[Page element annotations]
•••••
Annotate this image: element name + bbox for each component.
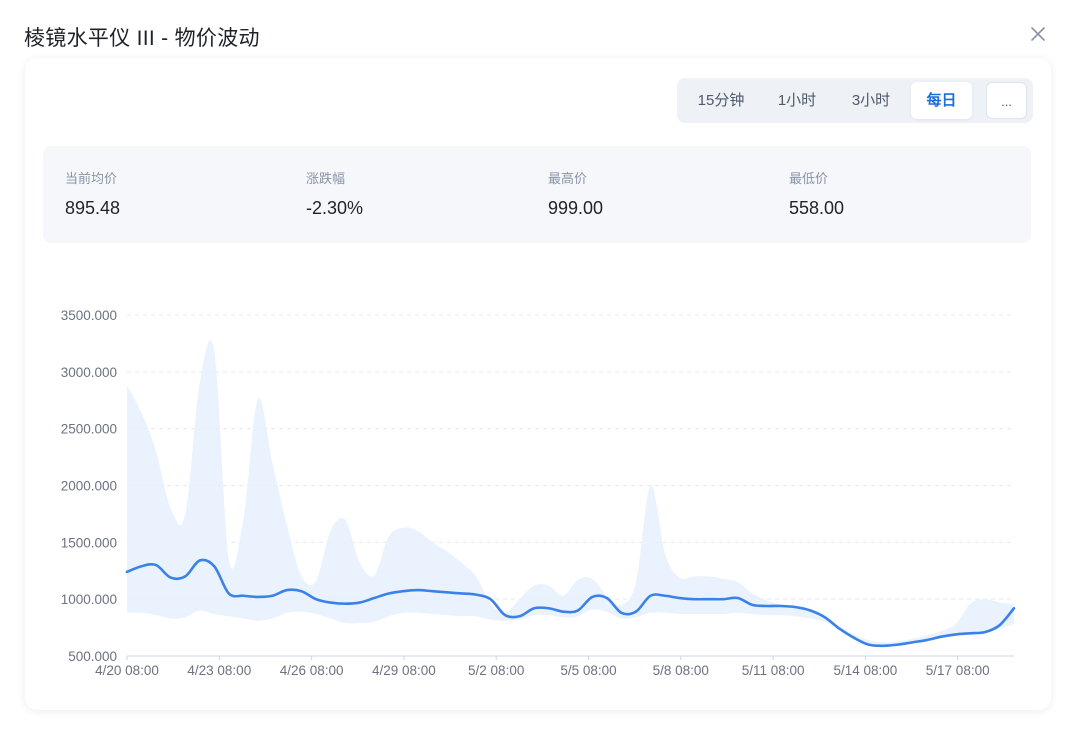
x-tick-label: 5/11 08:00 bbox=[742, 663, 805, 678]
x-tick-label: 4/26 08:00 bbox=[280, 663, 344, 678]
x-tick-label: 4/20 08:00 bbox=[95, 663, 159, 678]
x-tick-label: 5/2 08:00 bbox=[468, 663, 524, 678]
x-tick-label: 5/5 08:00 bbox=[560, 663, 616, 678]
x-tick-label: 4/29 08:00 bbox=[372, 663, 436, 678]
x-tick-label: 5/14 08:00 bbox=[833, 663, 897, 678]
y-tick-label: 3500.000 bbox=[61, 308, 117, 323]
y-tick-label: 1500.000 bbox=[61, 535, 117, 550]
y-tick-label: 2000.000 bbox=[61, 479, 117, 494]
y-tick-label: 2500.000 bbox=[61, 422, 117, 437]
y-axis: 3500.000 3000.000 2500.000 2000.000 1500.000… bbox=[61, 308, 117, 664]
range-band-area bbox=[127, 340, 1014, 646]
y-tick-label: 500.000 bbox=[68, 649, 117, 664]
y-tick-label: 3000.000 bbox=[61, 365, 117, 380]
x-tick-label: 5/8 08:00 bbox=[653, 663, 709, 678]
x-tick-label: 5/17 08:00 bbox=[926, 663, 990, 678]
price-range-band bbox=[127, 340, 1014, 646]
x-tick-label: 4/23 08:00 bbox=[187, 663, 251, 678]
y-tick-label: 1000.000 bbox=[61, 592, 117, 607]
x-axis: 4/20 08:00 4/23 08:00 4/26 08:00 4/29 08:00… bbox=[95, 656, 990, 678]
price-chart: 3500.000 3000.000 2500.000 2000.000 1500.000… bbox=[61, 308, 1016, 678]
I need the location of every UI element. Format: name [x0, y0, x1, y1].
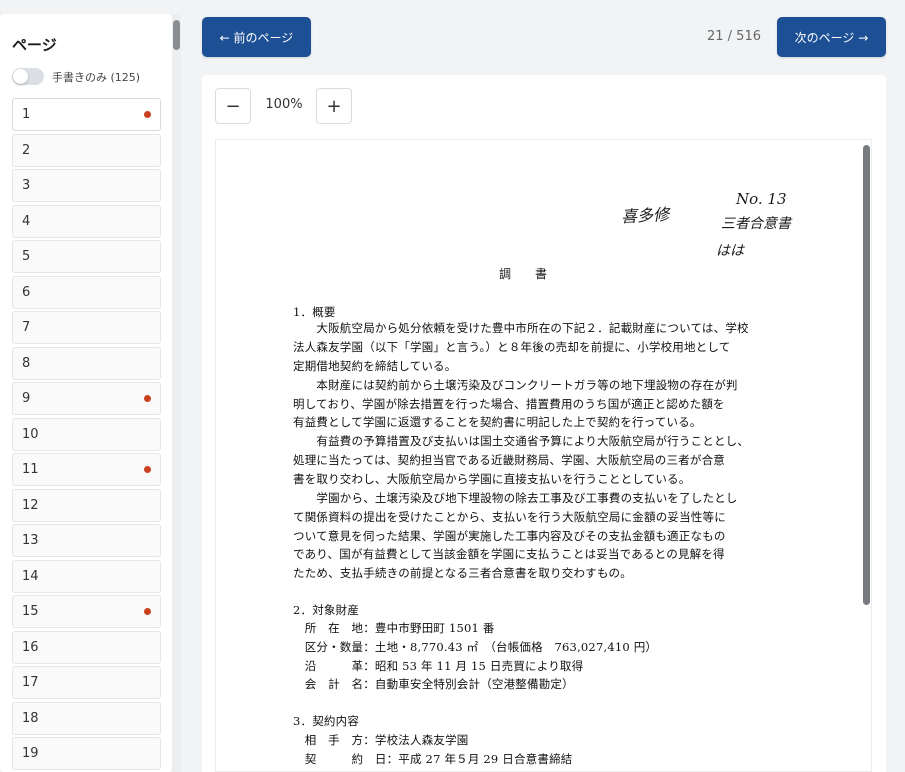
•••••
Swap every "x-tick-label" in the entries above for "horizontal-tick-label" and write out all the entries again with nothing else changed. Omit the pictures from your answer.

Annotate this image: element name + bbox for each component.
horizontal-tick-label: 5/11 08:00 bbox=[742, 663, 805, 678]
horizontal-tick-label: 4/26 08:00 bbox=[280, 663, 344, 678]
horizontal-tick-label: 4/20 08:00 bbox=[95, 663, 159, 678]
horizontal-tick-label: 5/2 08:00 bbox=[468, 663, 524, 678]
horizontal-tick-label: 5/5 08:00 bbox=[560, 663, 616, 678]
horizontal-tick-label: 4/29 08:00 bbox=[372, 663, 436, 678]
horizontal-tick-label: 5/14 08:00 bbox=[833, 663, 897, 678]
y-tick-label: 3500.000 bbox=[61, 308, 117, 323]
y-tick-label: 1500.000 bbox=[61, 535, 117, 550]
y-tick-label: 2000.000 bbox=[61, 479, 117, 494]
y-tick-label: 2500.000 bbox=[61, 422, 117, 437]
y-axis: 3500.000 3000.000 2500.000 2000.000 1500.000… bbox=[61, 308, 117, 664]
range-band-area bbox=[127, 340, 1014, 646]
y-tick-label: 500.000 bbox=[68, 649, 117, 664]
y-tick-label: 3000.000 bbox=[61, 365, 117, 380]
horizontal-tick-label: 5/8 08:00 bbox=[653, 663, 709, 678]
horizontal-tick-label: 5/17 08:00 bbox=[926, 663, 990, 678]
price-range-band bbox=[127, 340, 1014, 646]
horizontal-tick-label: 4/23 08:00 bbox=[187, 663, 251, 678]
y-tick-label: 1000.000 bbox=[61, 592, 117, 607]
x-axis: 4/20 08:00 4/23 08:00 4/26 08:00 4/29 08:00… bbox=[95, 656, 990, 678]
price-chart: 3500.000 3000.000 2500.000 2000.000 1500.000… bbox=[61, 308, 1016, 678]
I need the location of every UI element. Format: name [x0, y0, x1, y1].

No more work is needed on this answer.